Copy the listing below in full and skip every picture.

## Records contained in a dataset
----------

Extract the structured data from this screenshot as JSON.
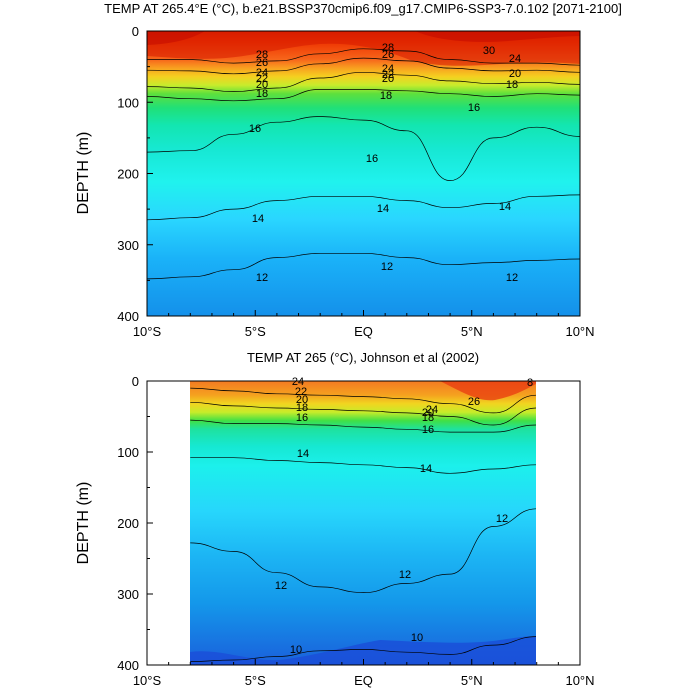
{
  "chart_data": [
    {
      "type": "heatmap",
      "title": "TEMP AT 265.4°E (°C), b.e21.BSSP370cmip6.f09_g17.CMIP6-SSP3-7.0.102 [2071-2100]",
      "xlabel": "",
      "ylabel": "DEPTH (m)",
      "x_ticks": [
        "10°S",
        "5°S",
        "EQ",
        "5°N",
        "10°N"
      ],
      "y_ticks": [
        "0",
        "100",
        "200",
        "300",
        "400"
      ],
      "xlim": [
        -10,
        10
      ],
      "ylim": [
        0,
        400
      ],
      "y_inverted": true,
      "x": [
        -10,
        -8,
        -6,
        -4,
        -2,
        0,
        2,
        4,
        6,
        8,
        10
      ],
      "isotherm_depths": [
        {
          "level": 28,
          "depth": [
            40,
            40,
            45,
            42,
            32,
            25,
            28,
            40,
            45,
            45,
            48
          ]
        },
        {
          "level": 24,
          "depth": [
            55,
            56,
            60,
            56,
            46,
            38,
            42,
            52,
            56,
            55,
            58
          ]
        },
        {
          "level": 20,
          "depth": [
            78,
            80,
            85,
            80,
            66,
            58,
            62,
            70,
            74,
            72,
            75
          ]
        },
        {
          "level": 18,
          "depth": [
            92,
            95,
            98,
            95,
            82,
            82,
            84,
            88,
            92,
            88,
            90
          ]
        },
        {
          "level": 16,
          "depth": [
            170,
            168,
            145,
            128,
            120,
            125,
            140,
            210,
            150,
            135,
            148
          ]
        },
        {
          "level": 14,
          "depth": [
            265,
            262,
            250,
            238,
            232,
            232,
            238,
            248,
            242,
            232,
            230
          ]
        },
        {
          "level": 12,
          "depth": [
            348,
            345,
            335,
            318,
            312,
            312,
            318,
            328,
            325,
            322,
            320
          ]
        }
      ],
      "labels": [
        "28",
        "26",
        "24",
        "22",
        "20",
        "18",
        "16",
        "14",
        "12",
        "30"
      ]
    },
    {
      "type": "heatmap",
      "title": "TEMP AT 265 (°C), Johnson et al (2002)",
      "xlabel": "",
      "ylabel": "DEPTH (m)",
      "x_ticks": [
        "10°S",
        "5°S",
        "EQ",
        "5°N",
        "10°N"
      ],
      "y_ticks": [
        "0",
        "100",
        "200",
        "300",
        "400"
      ],
      "xlim": [
        -10,
        10
      ],
      "ylim": [
        0,
        400
      ],
      "y_inverted": true,
      "data_range_x": [
        -8,
        8
      ],
      "x": [
        -8,
        -6,
        -4,
        -2,
        0,
        2,
        4,
        6,
        8
      ],
      "isotherm_depths": [
        {
          "level": 24,
          "depth": [
            10,
            14,
            18,
            20,
            22,
            25,
            32,
            45,
            20
          ]
        },
        {
          "level": 20,
          "depth": [
            30,
            35,
            38,
            40,
            42,
            45,
            50,
            62,
            38
          ]
        },
        {
          "level": 16,
          "depth": [
            55,
            60,
            60,
            62,
            65,
            68,
            72,
            72,
            62
          ]
        },
        {
          "level": 14,
          "depth": [
            108,
            108,
            112,
            115,
            118,
            122,
            130,
            124,
            118
          ]
        },
        {
          "level": 12,
          "depth": [
            228,
            240,
            270,
            290,
            298,
            285,
            272,
            205,
            180
          ]
        },
        {
          "level": 10,
          "depth": [
            395,
            393,
            388,
            380,
            378,
            382,
            385,
            372,
            360
          ]
        }
      ],
      "labels": [
        "24",
        "22",
        "20",
        "18",
        "16",
        "26",
        "14",
        "12",
        "10",
        "8"
      ]
    }
  ]
}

----------

## Expected output
Extract the structured data from this screenshot as JSON.
{
  "chart_data": [
    {
      "type": "heatmap",
      "title": "TEMP AT 265.4°E (°C), b.e21.BSSP370cmip6.f09_g17.CMIP6-SSP3-7.0.102 [2071-2100]",
      "xlabel": "",
      "ylabel": "DEPTH (m)",
      "x_ticks": [
        "10°S",
        "5°S",
        "EQ",
        "5°N",
        "10°N"
      ],
      "y_ticks": [
        "0",
        "100",
        "200",
        "300",
        "400"
      ],
      "xlim": [
        -10,
        10
      ],
      "ylim": [
        0,
        400
      ],
      "y_inverted": true,
      "x": [
        -10,
        -8,
        -6,
        -4,
        -2,
        0,
        2,
        4,
        6,
        8,
        10
      ],
      "isotherm_depths": [
        {
          "level": 28,
          "depth": [
            40,
            40,
            45,
            42,
            32,
            25,
            28,
            40,
            45,
            45,
            48
          ]
        },
        {
          "level": 24,
          "depth": [
            55,
            56,
            60,
            56,
            46,
            38,
            42,
            52,
            56,
            55,
            58
          ]
        },
        {
          "level": 20,
          "depth": [
            78,
            80,
            85,
            80,
            66,
            58,
            62,
            70,
            74,
            72,
            75
          ]
        },
        {
          "level": 18,
          "depth": [
            92,
            95,
            98,
            95,
            82,
            82,
            84,
            88,
            92,
            88,
            90
          ]
        },
        {
          "level": 16,
          "depth": [
            170,
            168,
            145,
            128,
            120,
            125,
            140,
            210,
            150,
            135,
            148
          ]
        },
        {
          "level": 14,
          "depth": [
            265,
            262,
            250,
            238,
            232,
            232,
            238,
            248,
            242,
            232,
            230
          ]
        },
        {
          "level": 12,
          "depth": [
            348,
            345,
            335,
            318,
            312,
            312,
            318,
            328,
            325,
            322,
            320
          ]
        }
      ],
      "labels": [
        "28",
        "26",
        "24",
        "22",
        "20",
        "18",
        "16",
        "14",
        "12",
        "30"
      ]
    },
    {
      "type": "heatmap",
      "title": "TEMP AT 265 (°C), Johnson et al (2002)",
      "xlabel": "",
      "ylabel": "DEPTH (m)",
      "x_ticks": [
        "10°S",
        "5°S",
        "EQ",
        "5°N",
        "10°N"
      ],
      "y_ticks": [
        "0",
        "100",
        "200",
        "300",
        "400"
      ],
      "xlim": [
        -10,
        10
      ],
      "ylim": [
        0,
        400
      ],
      "y_inverted": true,
      "data_range_x": [
        -8,
        8
      ],
      "x": [
        -8,
        -6,
        -4,
        -2,
        0,
        2,
        4,
        6,
        8
      ],
      "isotherm_depths": [
        {
          "level": 24,
          "depth": [
            10,
            14,
            18,
            20,
            22,
            25,
            32,
            45,
            20
          ]
        },
        {
          "level": 20,
          "depth": [
            30,
            35,
            38,
            40,
            42,
            45,
            50,
            62,
            38
          ]
        },
        {
          "level": 16,
          "depth": [
            55,
            60,
            60,
            62,
            65,
            68,
            72,
            72,
            62
          ]
        },
        {
          "level": 14,
          "depth": [
            108,
            108,
            112,
            115,
            118,
            122,
            130,
            124,
            118
          ]
        },
        {
          "level": 12,
          "depth": [
            228,
            240,
            270,
            290,
            298,
            285,
            272,
            205,
            180
          ]
        },
        {
          "level": 10,
          "depth": [
            395,
            393,
            388,
            380,
            378,
            382,
            385,
            372,
            360
          ]
        }
      ],
      "labels": [
        "24",
        "22",
        "20",
        "18",
        "16",
        "26",
        "14",
        "12",
        "10",
        "8"
      ]
    }
  ]
}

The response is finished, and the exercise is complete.